◆ **GIVEN RECORDS**
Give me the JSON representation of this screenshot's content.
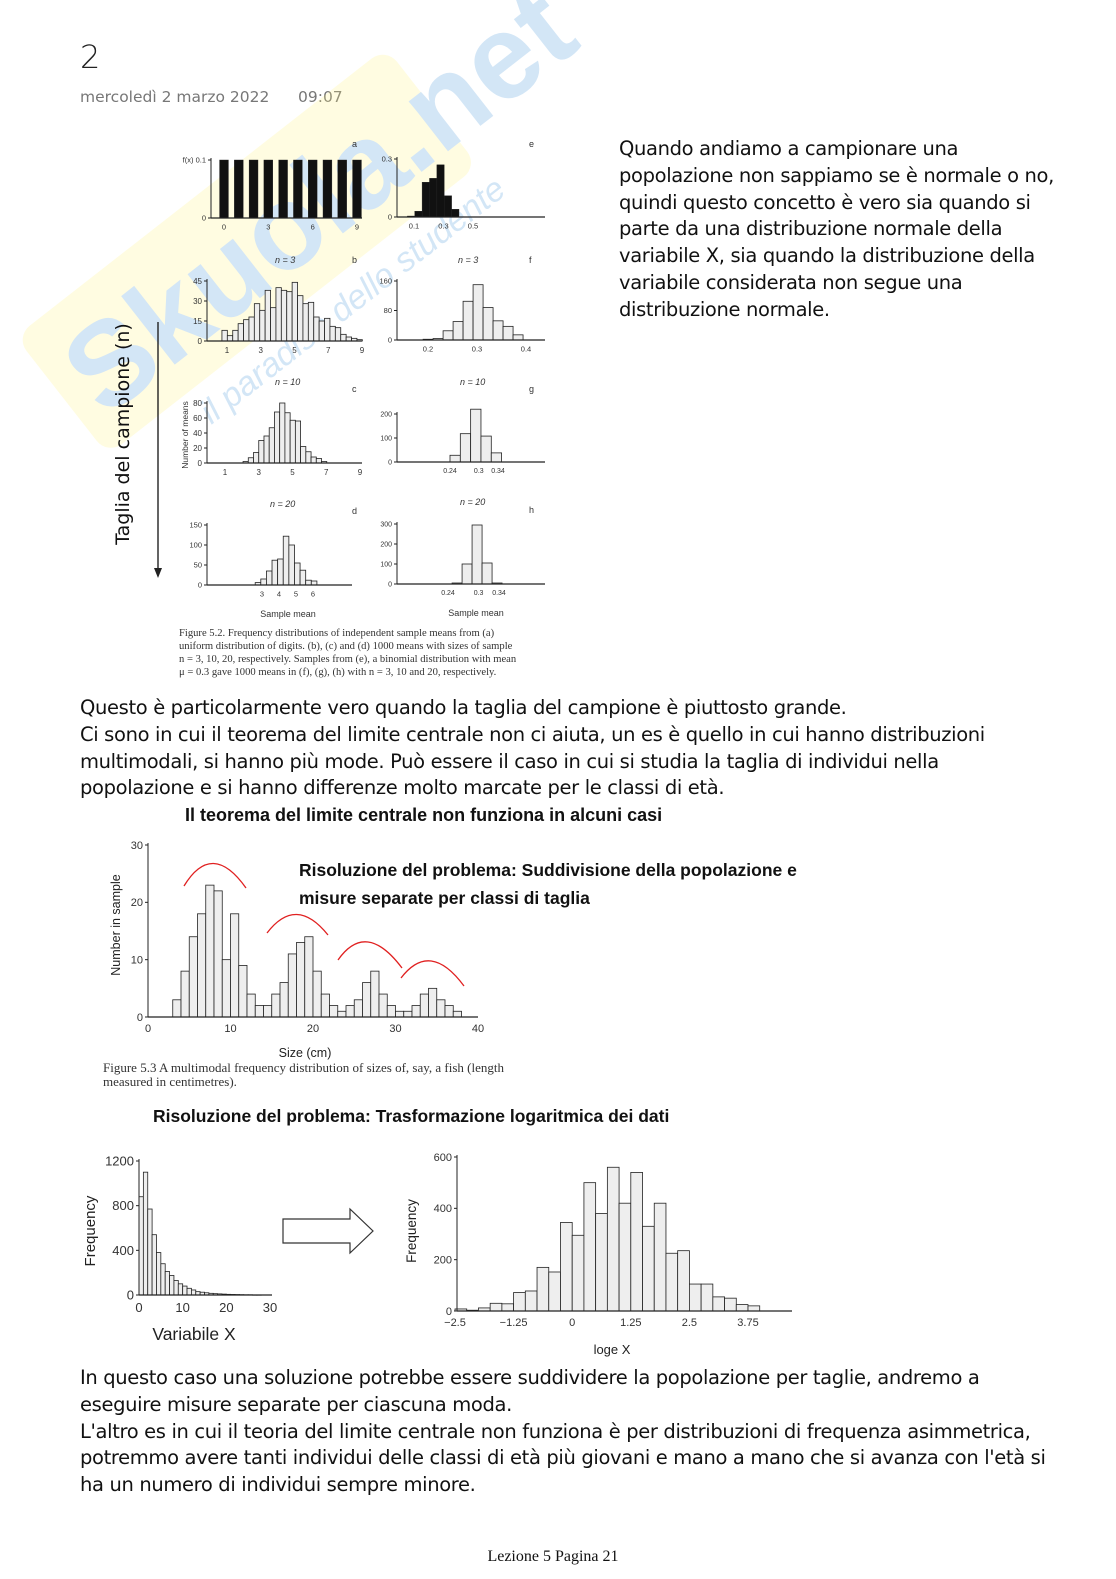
{
  "header": {
    "title": "2",
    "date": "mercoledì 2 marzo 2022",
    "time": "09:07"
  },
  "watermark": {
    "brand": "Skuola.net",
    "tagline": "il paradiso dello studente"
  },
  "intro_lines": [
    "Quando andiamo a campionare una",
    "popolazione non sappiamo se è normale o no,",
    "quindi questo concetto è vero sia quando si",
    "parte da una distribuzione normale della",
    "variabile X, sia quando la distribuzione della",
    "variabile considerata non segue una",
    "distribuzione normale."
  ],
  "figure52": {
    "side_label": "Taglia del campione (n)",
    "y_label": "Number of means",
    "x_label": "Sample mean",
    "panel_letters": [
      "a",
      "e",
      "b",
      "f",
      "c",
      "g",
      "d",
      "h"
    ],
    "n_labels": [
      "n = 3",
      "n = 3",
      "n = 10",
      "n = 10",
      "n = 20",
      "n = 20"
    ],
    "caption_lines": [
      "Figure 5.2. Frequency distributions of independent sample means from (a)",
      "uniform distribution of digits. (b), (c) and (d) 1000 means with sizes of sample",
      "n = 3, 10, 20, respectively. Samples from (e), a binomial distribution with mean",
      "μ = 0.3 gave 1000 means in (f), (g), (h) with n = 3, 10 and 20, respectively."
    ]
  },
  "middle_lines": [
    "Questo è particolarmente vero quando la taglia del campione è piuttosto grande.",
    "Ci sono in cui il teorema del limite centrale non ci aiuta, un es è quello in cui hanno distribuzioni",
    "multimodali, si hanno più mode. Può essere il caso in cui si studia la taglia di individui nella",
    "popolazione e si hanno differenze molto marcate per le classi di età."
  ],
  "heading_clt": "Il teorema del limite centrale non funziona in alcuni casi",
  "figure53": {
    "solution_lines": [
      "Risoluzione del problema: Suddivisione della popolazione e",
      "misure separate per classi di taglia"
    ],
    "y_label": "Number in sample",
    "x_label": "Size (cm)",
    "caption_lines": [
      "Figure 5.3  A multimodal frequency distribution of sizes of, say, a fish (length",
      "measured in centimetres)."
    ]
  },
  "heading_log": "Risoluzione del problema: Trasformazione logaritmica dei dati",
  "log_figure": {
    "left_y_label": "Frequency",
    "left_x_label": "Variabile X",
    "right_y_label": "Frequency",
    "right_x_label_main": "log",
    "right_x_label_sub": "e",
    "right_x_label_var": " X"
  },
  "closing_lines": [
    "In questo caso una soluzione potrebbe essere suddividere la popolazione per taglie, andremo a",
    "eseguire misure separate per ciascuna moda.",
    "L'altro es in cui il teoria del limite centrale non funziona è per distribuzioni di frequenza asimmetrica,",
    "potremmo avere tanti individui delle classi di età più giovani e mano a mano che si avanza con l'età si",
    "ha un numero di individui sempre minore."
  ],
  "footer": "Lezione 5 Pagina 21",
  "colors": {
    "bar_fill": "#eeeeee",
    "bar_dark": "#111111",
    "annotation": "#e02020"
  },
  "chart_data": [
    {
      "id": "a",
      "type": "bar",
      "title": "a",
      "bin_start": -0.3,
      "bin_step": 1,
      "bar_width": 0.6,
      "values": [
        0.1,
        0.1,
        0.1,
        0.1,
        0.1,
        0.1,
        0.1,
        0.1,
        0.1,
        0.1
      ],
      "dark": true,
      "xticks": [
        0,
        3,
        6,
        9
      ],
      "xtick_labels": [
        "0",
        "3",
        "6",
        "9"
      ],
      "yticks": [
        0,
        0.1
      ],
      "ytick_labels": [
        "0",
        "f(x) 0.1"
      ],
      "ylim": [
        0,
        0.1
      ]
    },
    {
      "id": "e",
      "type": "bar",
      "title": "e",
      "bin_start": 0.055,
      "bin_step": 0.05,
      "bar_width": 0.05,
      "values": [
        0.005,
        0.03,
        0.18,
        0.2,
        0.27,
        0.11,
        0.04
      ],
      "dark": true,
      "xticks": [
        0.1,
        0.3,
        0.5
      ],
      "xtick_labels": [
        "0.1",
        "0.3",
        "0.5"
      ],
      "yticks": [
        0,
        0.3
      ],
      "ytick_labels": [
        "0",
        "0.3"
      ],
      "ylim": [
        0,
        0.3
      ]
    },
    {
      "id": "b",
      "type": "bar",
      "title": "n = 3",
      "bin_start": 0.7,
      "bin_step": 0.32,
      "bar_width": 0.32,
      "values": [
        8,
        4,
        8,
        13,
        16,
        18,
        28,
        23,
        38,
        25,
        40,
        38,
        37,
        44,
        34,
        28,
        29,
        18,
        15,
        17,
        11,
        10,
        5,
        3,
        2,
        1
      ],
      "xticks": [
        1,
        3,
        5,
        7,
        9
      ],
      "xtick_labels": [
        "1",
        "3",
        "5",
        "7",
        "9"
      ],
      "yticks": [
        0,
        15,
        30,
        45
      ],
      "ytick_labels": [
        "0",
        "15",
        "30",
        "45"
      ],
      "ylim": [
        0,
        45
      ]
    },
    {
      "id": "f",
      "type": "bar",
      "title": "n = 3",
      "bin_start": 0.19,
      "bin_step": 0.0204,
      "bar_width": 0.0204,
      "values": [
        2,
        4,
        25,
        50,
        105,
        150,
        88,
        52,
        37,
        14
      ],
      "xticks": [
        0.2,
        0.3,
        0.4
      ],
      "xtick_labels": [
        "0.2",
        "0.3",
        "0.4"
      ],
      "yticks": [
        0,
        80,
        160
      ],
      "ytick_labels": [
        "0",
        "80",
        "160"
      ],
      "ylim": [
        0,
        160
      ]
    },
    {
      "id": "c",
      "type": "bar",
      "title": "n = 10",
      "bin_start": 2.07,
      "bin_step": 0.31,
      "bar_width": 0.31,
      "values": [
        2,
        7,
        14,
        30,
        36,
        47,
        68,
        80,
        67,
        57,
        56,
        22,
        15,
        8,
        6,
        2
      ],
      "xticks": [
        1,
        3,
        5,
        7,
        9
      ],
      "xtick_labels": [
        "1",
        "3",
        "5",
        "7",
        "9"
      ],
      "yticks": [
        0,
        20,
        40,
        60,
        80
      ],
      "ytick_labels": [
        "0",
        "20",
        "40",
        "60",
        "80"
      ],
      "ylim": [
        0,
        80
      ]
    },
    {
      "id": "g",
      "type": "bar",
      "title": "n = 10",
      "bin_start": 0.24,
      "bin_step": 0.0215,
      "bar_width": 0.0215,
      "values": [
        28,
        118,
        220,
        108,
        38
      ],
      "xticks": [
        0.24,
        0.3,
        0.34
      ],
      "xtick_labels": [
        "0.24",
        "0.3",
        "0.34"
      ],
      "yticks": [
        0,
        100,
        200
      ],
      "ytick_labels": [
        "0",
        "100",
        "200"
      ],
      "ylim": [
        0,
        200
      ]
    },
    {
      "id": "d",
      "type": "bar",
      "title": "n = 20",
      "bin_start": 2.6,
      "bin_step": 0.33,
      "bar_width": 0.33,
      "values": [
        6,
        15,
        35,
        62,
        65,
        122,
        100,
        55,
        37,
        12,
        10
      ],
      "xticks": [
        3,
        4,
        5,
        6
      ],
      "xtick_labels": [
        "3",
        "4",
        "5",
        "6"
      ],
      "yticks": [
        0,
        50,
        100,
        150
      ],
      "ytick_labels": [
        "0",
        "50",
        "100",
        "150"
      ],
      "ylim": [
        0,
        150
      ]
    },
    {
      "id": "h",
      "type": "bar",
      "title": "n = 20",
      "bin_start": 0.248,
      "bin_step": 0.0196,
      "bar_width": 0.0196,
      "values": [
        5,
        100,
        295,
        105,
        5
      ],
      "xticks": [
        0.24,
        0.3,
        0.34
      ],
      "xtick_labels": [
        "0.24",
        "0.3",
        "0.34"
      ],
      "yticks": [
        0,
        100,
        200,
        300
      ],
      "ytick_labels": [
        "0",
        "100",
        "200",
        "300"
      ],
      "ylim": [
        0,
        300
      ]
    },
    {
      "id": "fig53",
      "type": "bar",
      "title": "",
      "xlabel": "Size (cm)",
      "ylabel": "Number in sample",
      "bin_start": 3,
      "bin_step": 1,
      "bar_width": 1,
      "values": [
        3,
        8,
        14,
        18,
        23,
        22,
        10,
        18,
        9,
        4,
        2,
        2,
        4,
        6,
        11,
        13,
        14,
        8,
        4,
        2,
        1,
        2,
        3,
        6,
        8,
        4,
        2,
        1,
        1,
        2,
        4,
        5,
        3,
        2,
        1
      ],
      "xticks": [
        0,
        10,
        20,
        30,
        40
      ],
      "xtick_labels": [
        "0",
        "10",
        "20",
        "30",
        "40"
      ],
      "yticks": [
        0,
        10,
        20,
        30
      ],
      "ytick_labels": [
        "0",
        "10",
        "20",
        "30"
      ],
      "xlim": [
        0,
        40
      ],
      "ylim": [
        0,
        30
      ]
    },
    {
      "id": "varx",
      "type": "bar",
      "title": "",
      "xlabel": "Variabile X",
      "ylabel": "Frequency",
      "bin_start": 0,
      "bin_step": 1,
      "bar_width": 1,
      "values": [
        880,
        1100,
        770,
        540,
        380,
        280,
        210,
        175,
        130,
        100,
        80,
        60,
        45,
        30,
        25,
        20,
        15,
        12,
        10,
        8,
        6,
        5,
        4,
        3,
        2,
        2,
        1,
        1
      ],
      "xticks": [
        0,
        10,
        20,
        30
      ],
      "xtick_labels": [
        "0",
        "10",
        "20",
        "30"
      ],
      "yticks": [
        0,
        400,
        800,
        1200
      ],
      "ytick_labels": [
        "0",
        "400",
        "800",
        "1200"
      ],
      "xlim": [
        0,
        30
      ],
      "ylim": [
        0,
        1200
      ]
    },
    {
      "id": "logx",
      "type": "bar",
      "title": "",
      "xlabel": "loge X",
      "ylabel": "Frequency",
      "bin_start": -2.5,
      "bin_step": 0.25,
      "bar_width": 0.25,
      "values": [
        8,
        3,
        12,
        30,
        28,
        72,
        78,
        170,
        152,
        345,
        295,
        500,
        380,
        560,
        420,
        540,
        330,
        420,
        225,
        235,
        105,
        105,
        55,
        50,
        25,
        20
      ],
      "xticks": [
        -2.5,
        -1.25,
        0,
        1.25,
        2.5,
        3.75
      ],
      "xtick_labels": [
        "−2.5",
        "−1.25",
        "0",
        "1.25",
        "2.5",
        "3.75"
      ],
      "yticks": [
        0,
        200,
        400,
        600
      ],
      "ytick_labels": [
        "0",
        "200",
        "400",
        "600"
      ],
      "ylim": [
        0,
        600
      ]
    }
  ]
}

◆ **DESCRIPTION OF THE TASK**
Note every line above where the string "Risoluzione" shows up, and copy those lines.

◆ **SOLUTION TO THIS PROBLEM**
      "Risoluzione del problema: Suddivisione della popolazione e",
  "heading_log": "Risoluzione del problema: Trasformazione logaritmica dei dati",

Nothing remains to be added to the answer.